1. BJJ is not MMA, although BJJ can be part of it.
2. Aside from Randy Couture NOT being a BJJ pracitioner, - he's a Greco-Roman wrestler - his BJJ equivalent (Nogueira, for example) is no more an exemplar of that art than Ueshiba (at 5 feet, 165 pounds) is the typical aikidoka. Anyway, I've seen lots of aikidoka built bigger than Couture (he's all of 205 pounds).
3. Why shouldn't a person come into an aikido school and say he or she wants to learn to fight? Ueshiba did. Shirata sensei, one of the most morally lovely people I've ever heard of, told how it was absolutely essential that the uchi-deshi be able to win any dojo challenges that came up - and this wasn't done behind ueshiba's back either.
4.Aboslutely, aikido was not a good fit for me. Frankly, this would have been true even if I had the inside lane to what Ueshiba learned at his peak. I don't particularly like the operating system of practice - and even if it was presented to me with the internal training intact, neither it nor Daito-ryu would have been the system that I would have wanted to pursue.
But all the top aikidoka I ever met were concerned about aikido's virtues as a fighting art. I'd like to hear of one who wasn't so concerned. Kato sensei proudly told me about choking someone out on the mat - an uchi-deshi who was too rough, Tohei bragged about defeating five judoka (true or not, that was his story), Nishio sensei spoke about his shame that many regarded aikido as weak and underscored how martial virtue was not in any way in conflict with aikido. I could keep making the list longer - I'm not saying any of these guys were looking for a fight, or felt inadequate. But they had an attitude that as long as they were training hard in a martial art, they wanted to be doing something martial.

========================

» **Requests**
[1] Repeat the aikido passage word for word, between "4.Aboslutely, aikido was" and "wanted to pursue.", inclusive.
[2] Name every person the aikido passage mentions by name.
[3] Write the next part of the aikido passage, starting after its final sentence.
The listing has no role in any of this.

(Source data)
========================

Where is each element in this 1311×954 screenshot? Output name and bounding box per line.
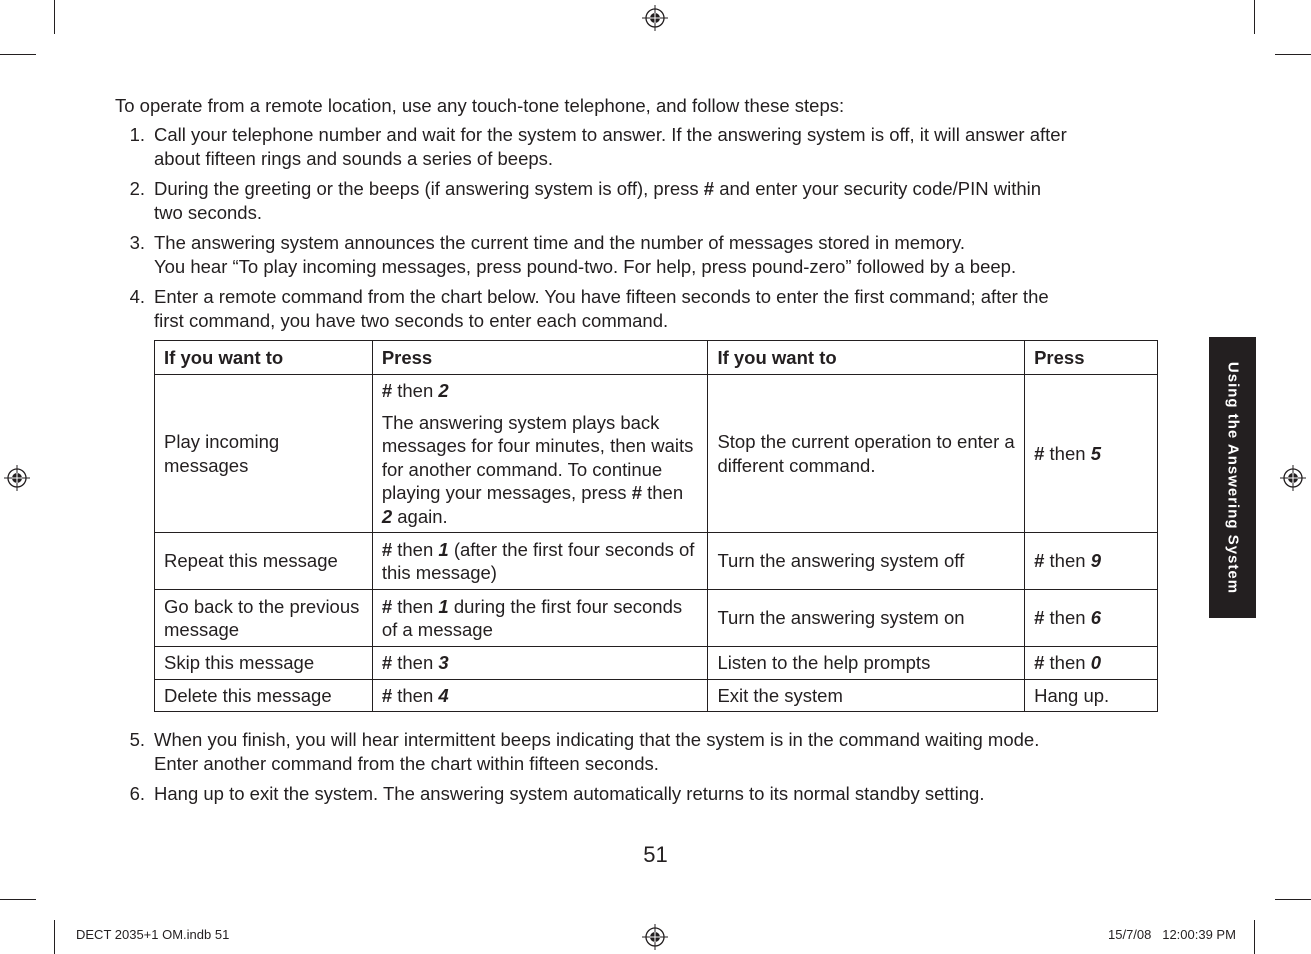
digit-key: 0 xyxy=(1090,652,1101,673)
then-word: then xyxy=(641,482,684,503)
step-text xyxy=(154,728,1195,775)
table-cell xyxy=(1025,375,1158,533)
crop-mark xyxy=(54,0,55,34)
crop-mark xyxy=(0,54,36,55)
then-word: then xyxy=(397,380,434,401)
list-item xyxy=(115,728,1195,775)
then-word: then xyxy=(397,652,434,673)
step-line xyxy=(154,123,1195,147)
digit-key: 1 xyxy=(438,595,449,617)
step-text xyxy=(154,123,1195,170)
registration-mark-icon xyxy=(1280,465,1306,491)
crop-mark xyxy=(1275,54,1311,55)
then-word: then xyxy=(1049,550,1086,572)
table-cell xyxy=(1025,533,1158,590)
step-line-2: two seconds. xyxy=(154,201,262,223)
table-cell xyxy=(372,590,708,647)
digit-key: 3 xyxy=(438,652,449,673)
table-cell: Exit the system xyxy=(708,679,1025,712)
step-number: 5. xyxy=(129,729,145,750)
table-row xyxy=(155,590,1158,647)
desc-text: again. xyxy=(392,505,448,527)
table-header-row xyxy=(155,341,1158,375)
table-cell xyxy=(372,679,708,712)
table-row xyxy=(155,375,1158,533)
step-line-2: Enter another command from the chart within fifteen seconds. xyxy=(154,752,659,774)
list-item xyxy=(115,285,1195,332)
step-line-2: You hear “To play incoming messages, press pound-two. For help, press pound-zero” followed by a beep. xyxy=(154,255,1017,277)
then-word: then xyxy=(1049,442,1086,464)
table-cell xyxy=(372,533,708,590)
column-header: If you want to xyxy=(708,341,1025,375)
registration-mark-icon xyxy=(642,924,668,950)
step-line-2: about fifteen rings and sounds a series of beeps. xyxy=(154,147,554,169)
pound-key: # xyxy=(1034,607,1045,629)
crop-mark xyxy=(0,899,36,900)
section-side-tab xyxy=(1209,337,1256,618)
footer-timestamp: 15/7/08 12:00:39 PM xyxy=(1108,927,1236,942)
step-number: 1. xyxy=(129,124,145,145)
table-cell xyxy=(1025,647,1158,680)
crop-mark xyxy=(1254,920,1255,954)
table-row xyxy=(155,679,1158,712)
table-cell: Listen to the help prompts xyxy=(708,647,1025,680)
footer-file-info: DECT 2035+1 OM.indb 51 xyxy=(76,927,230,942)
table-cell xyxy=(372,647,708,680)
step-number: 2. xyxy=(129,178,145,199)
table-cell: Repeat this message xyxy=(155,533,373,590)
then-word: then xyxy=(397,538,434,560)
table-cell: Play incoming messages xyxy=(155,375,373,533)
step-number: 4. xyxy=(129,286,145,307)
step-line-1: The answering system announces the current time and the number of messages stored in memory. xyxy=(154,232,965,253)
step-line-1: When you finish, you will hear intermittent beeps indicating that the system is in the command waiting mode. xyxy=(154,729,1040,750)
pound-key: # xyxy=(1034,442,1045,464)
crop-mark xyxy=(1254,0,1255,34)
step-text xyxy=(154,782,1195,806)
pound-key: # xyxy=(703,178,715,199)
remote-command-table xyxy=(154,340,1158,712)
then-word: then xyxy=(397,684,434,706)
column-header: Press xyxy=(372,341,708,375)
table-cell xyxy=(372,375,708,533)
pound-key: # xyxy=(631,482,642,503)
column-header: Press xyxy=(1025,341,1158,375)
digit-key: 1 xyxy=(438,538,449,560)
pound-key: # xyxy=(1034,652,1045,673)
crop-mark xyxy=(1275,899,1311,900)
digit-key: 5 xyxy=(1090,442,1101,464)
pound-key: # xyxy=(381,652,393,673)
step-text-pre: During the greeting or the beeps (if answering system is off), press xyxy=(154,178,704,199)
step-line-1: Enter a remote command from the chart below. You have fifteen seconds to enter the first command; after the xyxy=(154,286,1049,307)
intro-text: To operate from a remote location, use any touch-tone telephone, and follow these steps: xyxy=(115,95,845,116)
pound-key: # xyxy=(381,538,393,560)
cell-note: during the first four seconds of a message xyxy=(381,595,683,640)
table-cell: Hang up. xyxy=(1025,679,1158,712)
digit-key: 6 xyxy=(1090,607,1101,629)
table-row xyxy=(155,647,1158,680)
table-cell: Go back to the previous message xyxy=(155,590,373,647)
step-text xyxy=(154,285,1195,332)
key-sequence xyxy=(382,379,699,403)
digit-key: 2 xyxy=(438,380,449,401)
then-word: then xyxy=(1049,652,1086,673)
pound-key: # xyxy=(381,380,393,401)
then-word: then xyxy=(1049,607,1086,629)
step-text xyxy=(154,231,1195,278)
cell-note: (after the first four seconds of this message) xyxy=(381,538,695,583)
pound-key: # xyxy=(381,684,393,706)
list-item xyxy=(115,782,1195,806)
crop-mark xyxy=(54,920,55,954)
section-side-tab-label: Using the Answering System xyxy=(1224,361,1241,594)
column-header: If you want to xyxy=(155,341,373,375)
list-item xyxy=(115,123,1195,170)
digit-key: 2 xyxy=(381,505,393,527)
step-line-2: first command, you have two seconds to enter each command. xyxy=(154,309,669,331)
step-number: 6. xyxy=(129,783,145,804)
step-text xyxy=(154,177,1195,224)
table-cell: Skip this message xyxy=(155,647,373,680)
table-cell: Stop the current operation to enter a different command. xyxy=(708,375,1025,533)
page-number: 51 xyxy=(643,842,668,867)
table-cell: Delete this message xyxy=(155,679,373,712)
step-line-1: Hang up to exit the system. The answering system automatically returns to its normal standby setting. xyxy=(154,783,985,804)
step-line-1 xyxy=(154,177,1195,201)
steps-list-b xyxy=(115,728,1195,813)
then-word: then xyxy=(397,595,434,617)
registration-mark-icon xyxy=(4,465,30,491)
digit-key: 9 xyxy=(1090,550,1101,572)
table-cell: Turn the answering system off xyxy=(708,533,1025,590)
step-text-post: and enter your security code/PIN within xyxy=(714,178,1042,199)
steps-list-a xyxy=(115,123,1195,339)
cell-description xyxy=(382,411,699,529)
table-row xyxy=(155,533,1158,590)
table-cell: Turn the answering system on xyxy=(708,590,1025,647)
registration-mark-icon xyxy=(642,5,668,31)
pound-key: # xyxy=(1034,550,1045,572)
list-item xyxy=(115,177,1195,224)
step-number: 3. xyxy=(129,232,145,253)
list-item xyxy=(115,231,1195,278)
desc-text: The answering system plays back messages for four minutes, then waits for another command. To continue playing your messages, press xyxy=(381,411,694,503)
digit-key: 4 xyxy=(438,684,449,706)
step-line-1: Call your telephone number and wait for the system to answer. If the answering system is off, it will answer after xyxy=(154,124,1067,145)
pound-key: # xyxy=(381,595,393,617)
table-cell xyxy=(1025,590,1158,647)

========================

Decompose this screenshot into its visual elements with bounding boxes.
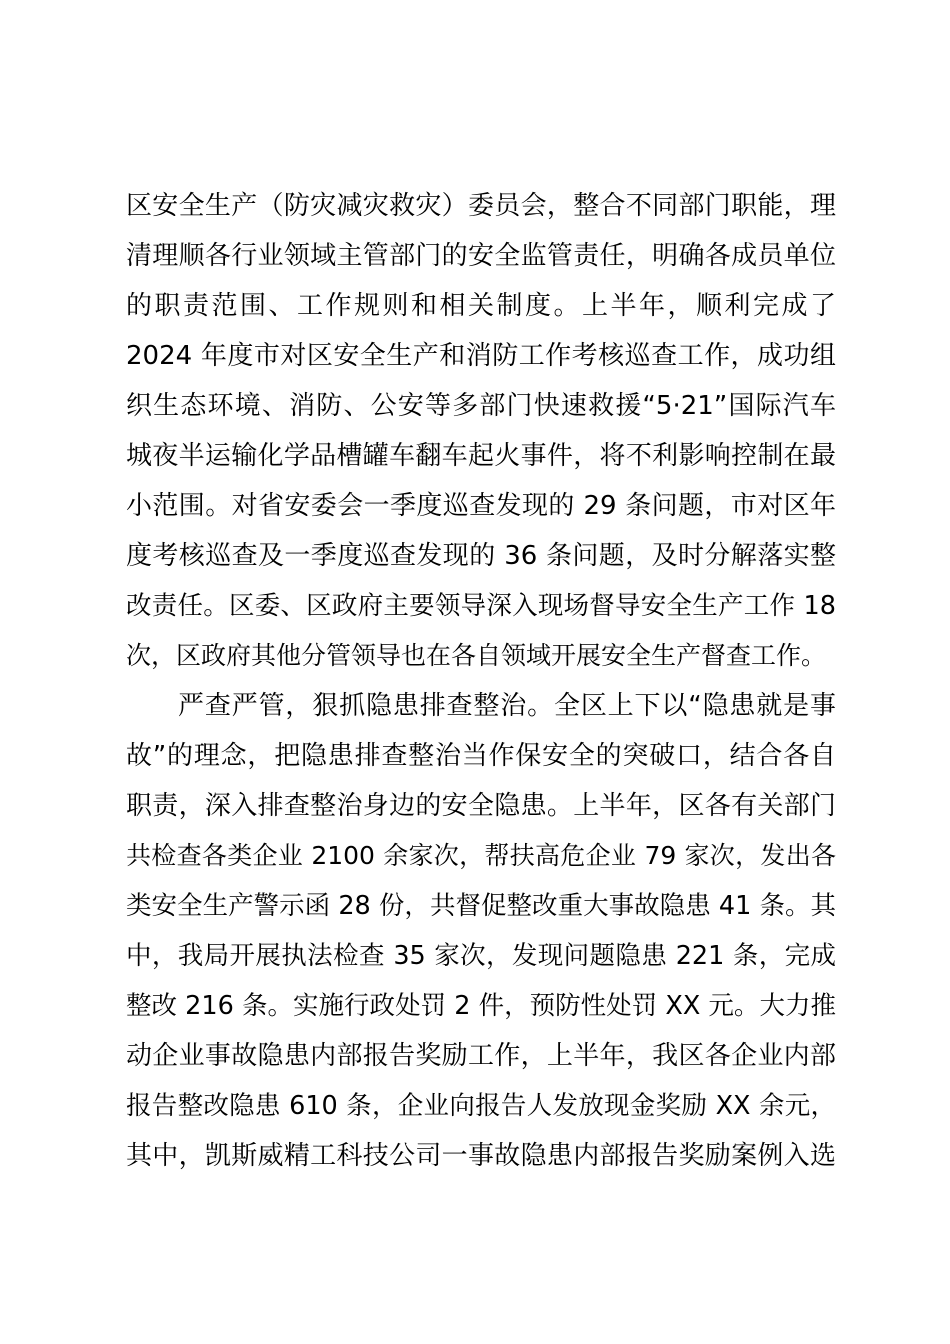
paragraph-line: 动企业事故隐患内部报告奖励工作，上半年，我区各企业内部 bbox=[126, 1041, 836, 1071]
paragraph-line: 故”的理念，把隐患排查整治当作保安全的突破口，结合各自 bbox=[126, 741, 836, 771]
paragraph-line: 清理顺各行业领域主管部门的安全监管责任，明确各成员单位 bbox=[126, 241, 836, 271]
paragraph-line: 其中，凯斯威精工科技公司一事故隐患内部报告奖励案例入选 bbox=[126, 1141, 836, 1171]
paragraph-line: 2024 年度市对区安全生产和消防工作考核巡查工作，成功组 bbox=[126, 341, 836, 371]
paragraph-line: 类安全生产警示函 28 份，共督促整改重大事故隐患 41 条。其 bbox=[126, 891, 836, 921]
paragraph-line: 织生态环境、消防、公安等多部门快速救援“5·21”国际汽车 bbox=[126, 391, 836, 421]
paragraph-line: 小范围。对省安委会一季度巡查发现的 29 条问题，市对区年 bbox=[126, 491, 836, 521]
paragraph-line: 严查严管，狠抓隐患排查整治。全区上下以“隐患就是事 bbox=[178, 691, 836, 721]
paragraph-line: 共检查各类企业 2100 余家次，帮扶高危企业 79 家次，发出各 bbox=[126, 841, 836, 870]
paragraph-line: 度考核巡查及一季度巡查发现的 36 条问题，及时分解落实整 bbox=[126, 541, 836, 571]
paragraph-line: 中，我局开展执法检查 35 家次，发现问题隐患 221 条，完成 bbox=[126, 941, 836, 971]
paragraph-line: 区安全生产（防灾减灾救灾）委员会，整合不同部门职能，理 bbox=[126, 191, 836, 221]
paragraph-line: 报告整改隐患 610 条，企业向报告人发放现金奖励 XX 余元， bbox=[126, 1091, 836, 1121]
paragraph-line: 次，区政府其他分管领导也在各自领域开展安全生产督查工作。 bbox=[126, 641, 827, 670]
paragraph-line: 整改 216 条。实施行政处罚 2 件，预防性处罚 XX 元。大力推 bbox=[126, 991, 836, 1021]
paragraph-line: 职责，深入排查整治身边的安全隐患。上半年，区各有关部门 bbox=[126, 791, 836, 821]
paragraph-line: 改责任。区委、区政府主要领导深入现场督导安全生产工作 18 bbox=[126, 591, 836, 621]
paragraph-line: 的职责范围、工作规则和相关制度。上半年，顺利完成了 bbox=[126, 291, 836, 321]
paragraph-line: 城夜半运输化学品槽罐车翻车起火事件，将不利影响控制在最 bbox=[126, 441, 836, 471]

========================

» **The replies**
[1]
4.Aboslutely, aikido was not a good fit for me. Frankly, this would have been true even if I had the inside lane to what Ueshiba learned at his peak. I don't particularly like the operating system of practice - and even if it was presented to me with the internal training intact, neither it nor Daito-ryu would have been the system that I would have wanted to pursue.

[2] Randy Couture, Nogueira, Ueshiba, Shirata, Kato, Tohei, Nishio

[3]
Ellis Amdur
Ellis,
I am a fan of MMA. I follow the sport intensely. For me MMA (not very accurate label-I explain that some other time) is generic catch-all name, like Pro-wrestling. BJJ is more specific component like Greco-Roman wrestling, a sport that gave birth to what is called MMA. So, I liberally use the terms interchangably, as I figure most people have a working back ground knowledge with the sport. For those who are going to freak out over my mentioning of MMA and Pro-wrestling there isn't a comparison. So relax, throw back beer, it's just and example. No worries.

No argument from me on those attitudes. The Japanese (Gov. or Army -say top Japanese) misinterpreted themselves when they attacked Pearl Harbor. I don't think Aikido is on the level of MMA/BJJ (MMA) in those terms. I do think it is a good self-defense for someone like me (if ever needed, and if you train for that seriously), and it is adequate art for self-defense. Aikido was based on field tested martial arts. I think Aikido contains many of the same principles as other martial arts. We can get into that more later.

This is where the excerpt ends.